EXERCISE INSTRUCTIONS: Print verbatim the lines of the entries from the one containing "Extract all readable text from this page." to the last, inclusive, and no others.

INFORMATION GIVEN:
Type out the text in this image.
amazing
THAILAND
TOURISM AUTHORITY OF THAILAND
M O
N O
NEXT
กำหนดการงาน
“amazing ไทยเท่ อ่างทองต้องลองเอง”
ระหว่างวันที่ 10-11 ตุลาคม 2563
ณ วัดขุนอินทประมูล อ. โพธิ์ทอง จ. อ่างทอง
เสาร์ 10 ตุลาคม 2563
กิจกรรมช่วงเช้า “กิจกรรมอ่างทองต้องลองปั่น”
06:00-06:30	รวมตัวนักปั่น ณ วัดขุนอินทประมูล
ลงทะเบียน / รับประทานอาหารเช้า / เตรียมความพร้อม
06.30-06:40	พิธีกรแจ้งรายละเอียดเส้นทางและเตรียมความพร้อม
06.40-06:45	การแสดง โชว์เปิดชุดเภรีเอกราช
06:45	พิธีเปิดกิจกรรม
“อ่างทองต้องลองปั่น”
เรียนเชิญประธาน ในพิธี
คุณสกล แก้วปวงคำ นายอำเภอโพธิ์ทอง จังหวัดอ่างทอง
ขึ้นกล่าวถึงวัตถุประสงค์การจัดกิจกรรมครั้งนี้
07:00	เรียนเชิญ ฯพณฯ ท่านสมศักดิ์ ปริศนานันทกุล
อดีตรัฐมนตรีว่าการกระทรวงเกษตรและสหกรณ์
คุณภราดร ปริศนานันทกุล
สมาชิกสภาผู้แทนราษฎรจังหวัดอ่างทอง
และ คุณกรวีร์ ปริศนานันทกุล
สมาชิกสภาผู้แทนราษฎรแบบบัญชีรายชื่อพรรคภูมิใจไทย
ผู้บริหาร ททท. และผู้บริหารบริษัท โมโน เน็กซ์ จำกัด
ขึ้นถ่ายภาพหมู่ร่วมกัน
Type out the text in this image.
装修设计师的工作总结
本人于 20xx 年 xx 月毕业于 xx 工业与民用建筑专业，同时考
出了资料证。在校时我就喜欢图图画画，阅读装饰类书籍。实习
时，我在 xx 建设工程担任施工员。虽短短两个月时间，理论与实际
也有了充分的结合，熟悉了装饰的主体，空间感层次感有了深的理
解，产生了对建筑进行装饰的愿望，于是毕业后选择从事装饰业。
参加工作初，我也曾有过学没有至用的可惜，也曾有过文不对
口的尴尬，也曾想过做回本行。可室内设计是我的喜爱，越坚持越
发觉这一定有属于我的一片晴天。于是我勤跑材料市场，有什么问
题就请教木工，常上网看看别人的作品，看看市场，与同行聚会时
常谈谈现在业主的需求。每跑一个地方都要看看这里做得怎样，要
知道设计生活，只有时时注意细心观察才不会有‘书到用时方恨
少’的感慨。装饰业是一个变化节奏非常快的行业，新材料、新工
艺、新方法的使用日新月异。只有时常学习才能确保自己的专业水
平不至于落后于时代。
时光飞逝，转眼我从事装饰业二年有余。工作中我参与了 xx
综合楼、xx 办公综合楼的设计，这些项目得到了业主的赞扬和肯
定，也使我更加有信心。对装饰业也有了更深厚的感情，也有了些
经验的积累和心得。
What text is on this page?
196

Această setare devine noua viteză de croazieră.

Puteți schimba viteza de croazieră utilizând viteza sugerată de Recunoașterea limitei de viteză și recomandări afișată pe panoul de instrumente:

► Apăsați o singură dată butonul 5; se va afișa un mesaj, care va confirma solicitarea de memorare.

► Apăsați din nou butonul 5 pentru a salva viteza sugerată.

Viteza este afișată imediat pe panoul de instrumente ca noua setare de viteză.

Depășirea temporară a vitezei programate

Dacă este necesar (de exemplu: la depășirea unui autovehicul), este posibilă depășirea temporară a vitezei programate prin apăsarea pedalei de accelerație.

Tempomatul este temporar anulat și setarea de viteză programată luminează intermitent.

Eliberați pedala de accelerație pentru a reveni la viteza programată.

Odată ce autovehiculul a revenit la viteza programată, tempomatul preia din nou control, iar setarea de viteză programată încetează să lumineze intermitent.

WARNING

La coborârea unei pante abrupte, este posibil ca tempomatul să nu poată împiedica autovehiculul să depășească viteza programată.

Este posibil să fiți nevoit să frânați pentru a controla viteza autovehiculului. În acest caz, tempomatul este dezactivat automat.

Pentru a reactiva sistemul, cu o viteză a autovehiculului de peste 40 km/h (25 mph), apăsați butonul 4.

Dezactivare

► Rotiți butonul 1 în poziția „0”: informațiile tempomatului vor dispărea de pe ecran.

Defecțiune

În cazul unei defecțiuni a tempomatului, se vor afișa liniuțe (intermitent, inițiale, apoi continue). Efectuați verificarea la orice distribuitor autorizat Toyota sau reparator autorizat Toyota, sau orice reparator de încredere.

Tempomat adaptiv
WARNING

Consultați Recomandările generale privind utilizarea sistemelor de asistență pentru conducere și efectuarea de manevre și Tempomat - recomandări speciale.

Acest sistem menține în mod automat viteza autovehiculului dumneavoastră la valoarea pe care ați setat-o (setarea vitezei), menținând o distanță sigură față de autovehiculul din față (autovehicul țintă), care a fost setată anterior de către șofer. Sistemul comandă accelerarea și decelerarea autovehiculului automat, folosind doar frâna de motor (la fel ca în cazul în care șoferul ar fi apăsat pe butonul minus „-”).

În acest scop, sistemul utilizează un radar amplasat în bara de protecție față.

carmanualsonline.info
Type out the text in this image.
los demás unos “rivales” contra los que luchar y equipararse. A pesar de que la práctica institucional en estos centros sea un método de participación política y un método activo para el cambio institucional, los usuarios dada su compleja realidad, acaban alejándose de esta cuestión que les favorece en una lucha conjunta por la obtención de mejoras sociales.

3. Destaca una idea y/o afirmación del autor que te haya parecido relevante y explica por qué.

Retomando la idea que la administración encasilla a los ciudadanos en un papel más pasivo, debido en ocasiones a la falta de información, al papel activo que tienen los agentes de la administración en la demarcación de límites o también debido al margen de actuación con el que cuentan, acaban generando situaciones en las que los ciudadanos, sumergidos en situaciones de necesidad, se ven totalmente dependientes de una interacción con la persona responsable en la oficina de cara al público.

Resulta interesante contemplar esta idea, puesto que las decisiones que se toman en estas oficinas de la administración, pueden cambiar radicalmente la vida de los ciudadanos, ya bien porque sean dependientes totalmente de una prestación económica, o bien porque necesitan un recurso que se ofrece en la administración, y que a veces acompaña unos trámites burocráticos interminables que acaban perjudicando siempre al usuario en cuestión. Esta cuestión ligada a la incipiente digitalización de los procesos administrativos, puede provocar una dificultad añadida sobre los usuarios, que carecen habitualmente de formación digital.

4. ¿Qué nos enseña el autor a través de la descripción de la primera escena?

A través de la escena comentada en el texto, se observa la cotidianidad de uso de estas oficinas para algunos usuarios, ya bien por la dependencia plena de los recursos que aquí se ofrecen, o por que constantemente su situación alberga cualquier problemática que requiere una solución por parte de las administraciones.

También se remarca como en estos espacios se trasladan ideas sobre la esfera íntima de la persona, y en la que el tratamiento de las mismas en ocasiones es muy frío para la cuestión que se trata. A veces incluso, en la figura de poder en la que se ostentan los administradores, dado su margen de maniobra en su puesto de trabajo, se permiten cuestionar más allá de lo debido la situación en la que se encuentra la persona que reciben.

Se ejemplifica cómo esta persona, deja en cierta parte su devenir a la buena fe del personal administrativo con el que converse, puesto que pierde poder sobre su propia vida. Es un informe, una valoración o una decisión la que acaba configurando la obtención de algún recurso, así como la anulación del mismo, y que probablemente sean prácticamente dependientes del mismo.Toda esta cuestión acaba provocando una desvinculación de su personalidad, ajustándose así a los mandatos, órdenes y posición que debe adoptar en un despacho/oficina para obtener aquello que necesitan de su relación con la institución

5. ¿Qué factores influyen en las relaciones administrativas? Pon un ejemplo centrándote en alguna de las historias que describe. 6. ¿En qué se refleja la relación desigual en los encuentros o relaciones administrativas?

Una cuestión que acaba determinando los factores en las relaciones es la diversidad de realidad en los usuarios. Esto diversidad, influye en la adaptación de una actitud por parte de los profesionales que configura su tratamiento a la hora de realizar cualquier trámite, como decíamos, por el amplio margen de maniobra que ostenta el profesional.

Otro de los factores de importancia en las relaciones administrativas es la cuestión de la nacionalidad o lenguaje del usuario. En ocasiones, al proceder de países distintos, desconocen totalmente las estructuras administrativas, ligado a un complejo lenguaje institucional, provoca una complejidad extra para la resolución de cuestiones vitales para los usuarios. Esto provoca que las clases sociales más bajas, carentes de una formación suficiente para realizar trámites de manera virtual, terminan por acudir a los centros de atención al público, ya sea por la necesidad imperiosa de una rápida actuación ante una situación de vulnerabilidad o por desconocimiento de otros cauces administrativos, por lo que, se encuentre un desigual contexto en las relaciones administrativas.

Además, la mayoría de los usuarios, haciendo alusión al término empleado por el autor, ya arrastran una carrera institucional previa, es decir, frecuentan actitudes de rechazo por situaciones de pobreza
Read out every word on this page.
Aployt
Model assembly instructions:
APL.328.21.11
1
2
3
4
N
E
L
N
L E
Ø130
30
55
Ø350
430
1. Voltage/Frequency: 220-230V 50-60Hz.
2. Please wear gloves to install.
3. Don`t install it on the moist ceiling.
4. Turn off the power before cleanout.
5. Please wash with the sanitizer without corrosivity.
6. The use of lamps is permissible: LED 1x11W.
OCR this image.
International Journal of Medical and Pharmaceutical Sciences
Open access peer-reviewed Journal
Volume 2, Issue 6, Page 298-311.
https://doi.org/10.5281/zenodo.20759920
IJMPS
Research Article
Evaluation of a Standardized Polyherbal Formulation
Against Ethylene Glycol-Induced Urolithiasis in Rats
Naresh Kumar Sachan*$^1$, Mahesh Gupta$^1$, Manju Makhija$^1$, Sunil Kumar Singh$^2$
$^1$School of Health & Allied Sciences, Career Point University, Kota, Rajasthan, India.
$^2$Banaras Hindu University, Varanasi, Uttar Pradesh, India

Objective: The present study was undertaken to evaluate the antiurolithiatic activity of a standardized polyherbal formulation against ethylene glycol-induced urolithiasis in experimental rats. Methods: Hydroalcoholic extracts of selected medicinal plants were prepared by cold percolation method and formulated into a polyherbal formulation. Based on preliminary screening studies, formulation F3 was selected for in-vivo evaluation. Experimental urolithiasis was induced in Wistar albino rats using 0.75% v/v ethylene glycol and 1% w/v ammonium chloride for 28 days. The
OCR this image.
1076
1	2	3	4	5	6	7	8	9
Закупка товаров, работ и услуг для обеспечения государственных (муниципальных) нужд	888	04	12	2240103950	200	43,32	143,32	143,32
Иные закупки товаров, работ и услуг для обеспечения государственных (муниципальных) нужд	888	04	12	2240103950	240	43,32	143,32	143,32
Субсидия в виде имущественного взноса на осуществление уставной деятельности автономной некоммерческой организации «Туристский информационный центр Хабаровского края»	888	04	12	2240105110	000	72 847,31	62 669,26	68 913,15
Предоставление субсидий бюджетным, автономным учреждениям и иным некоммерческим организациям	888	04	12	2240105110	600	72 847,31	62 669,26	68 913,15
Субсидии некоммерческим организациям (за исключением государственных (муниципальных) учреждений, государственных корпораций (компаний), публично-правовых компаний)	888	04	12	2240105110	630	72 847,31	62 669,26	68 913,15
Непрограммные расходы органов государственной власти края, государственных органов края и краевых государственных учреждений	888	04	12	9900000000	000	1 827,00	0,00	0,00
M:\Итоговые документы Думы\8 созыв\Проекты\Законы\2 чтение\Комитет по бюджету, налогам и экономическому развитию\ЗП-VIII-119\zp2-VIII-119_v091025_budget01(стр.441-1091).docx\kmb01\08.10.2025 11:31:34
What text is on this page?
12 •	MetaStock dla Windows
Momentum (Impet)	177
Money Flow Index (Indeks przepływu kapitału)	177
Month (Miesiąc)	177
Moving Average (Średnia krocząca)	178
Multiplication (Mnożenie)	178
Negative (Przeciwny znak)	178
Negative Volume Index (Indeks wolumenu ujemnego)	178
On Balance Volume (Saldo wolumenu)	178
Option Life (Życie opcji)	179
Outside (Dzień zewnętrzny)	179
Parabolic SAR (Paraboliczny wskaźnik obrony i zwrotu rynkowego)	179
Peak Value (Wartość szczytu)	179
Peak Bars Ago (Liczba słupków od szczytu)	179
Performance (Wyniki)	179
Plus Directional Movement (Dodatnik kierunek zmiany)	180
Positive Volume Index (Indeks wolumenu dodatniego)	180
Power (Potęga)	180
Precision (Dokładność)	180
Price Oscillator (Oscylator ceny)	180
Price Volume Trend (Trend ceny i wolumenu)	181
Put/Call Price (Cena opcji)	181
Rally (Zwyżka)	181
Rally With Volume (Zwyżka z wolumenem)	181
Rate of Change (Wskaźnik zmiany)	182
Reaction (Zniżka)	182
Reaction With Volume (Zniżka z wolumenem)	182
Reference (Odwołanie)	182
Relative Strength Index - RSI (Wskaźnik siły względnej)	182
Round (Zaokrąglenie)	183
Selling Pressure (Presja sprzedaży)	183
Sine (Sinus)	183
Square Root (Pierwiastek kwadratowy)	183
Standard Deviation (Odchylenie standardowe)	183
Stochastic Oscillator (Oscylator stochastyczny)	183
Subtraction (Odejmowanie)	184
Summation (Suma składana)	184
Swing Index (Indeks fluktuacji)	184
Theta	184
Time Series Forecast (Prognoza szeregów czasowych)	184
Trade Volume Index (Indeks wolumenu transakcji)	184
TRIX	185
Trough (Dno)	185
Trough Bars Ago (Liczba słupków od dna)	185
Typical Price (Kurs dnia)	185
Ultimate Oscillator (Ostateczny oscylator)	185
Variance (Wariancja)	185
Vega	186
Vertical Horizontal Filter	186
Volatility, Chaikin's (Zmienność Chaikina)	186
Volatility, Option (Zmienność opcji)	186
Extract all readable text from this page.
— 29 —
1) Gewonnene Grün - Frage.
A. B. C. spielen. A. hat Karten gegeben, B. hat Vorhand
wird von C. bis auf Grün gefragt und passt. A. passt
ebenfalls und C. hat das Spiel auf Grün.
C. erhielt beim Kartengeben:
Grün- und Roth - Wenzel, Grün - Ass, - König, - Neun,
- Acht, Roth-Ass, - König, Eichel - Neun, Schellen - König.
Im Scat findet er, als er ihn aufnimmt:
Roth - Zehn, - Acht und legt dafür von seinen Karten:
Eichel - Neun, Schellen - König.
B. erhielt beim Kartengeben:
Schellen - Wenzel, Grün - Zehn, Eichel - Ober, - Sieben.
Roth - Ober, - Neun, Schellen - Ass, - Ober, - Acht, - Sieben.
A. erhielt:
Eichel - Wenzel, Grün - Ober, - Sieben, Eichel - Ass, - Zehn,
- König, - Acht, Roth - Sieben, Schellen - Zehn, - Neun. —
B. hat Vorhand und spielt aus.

FULL RESPONSE:
Extract all readable text from this page.
— 29 —
1) Gewonnene Grün - Frage.
A. B. C. spielen. A. hat Karten gegeben, B. hat Vorhand
wird von C. bis auf Grün gefragt und passt. A. passt
ebenfalls und C. hat das Spiel auf Grün.
C. erhielt beim Kartengeben:
Grün- und Roth - Wenzel, Grün - Ass, - König, - Neun,
- Acht, Roth-Ass, - König, Eichel - Neun, Schellen - König.
Im Scat findet er, als er ihn aufnimmt:
Roth - Zehn, - Acht und legt dafür von seinen Karten:
Eichel - Neun, Schellen - König.
B. erhielt beim Kartengeben:
Schellen - Wenzel, Grün - Zehn, Eichel - Ober, - Sieben.
Roth - Ober, - Neun, Schellen - Ass, - Ober, - Acht, - Sieben.
A. erhielt:
Eichel - Wenzel, Grün - Ober, - Sieben, Eichel - Ass, - Zehn,
- König, - Acht, Roth - Sieben, Schellen - Zehn, - Neun. —
B. hat Vorhand und spielt aus.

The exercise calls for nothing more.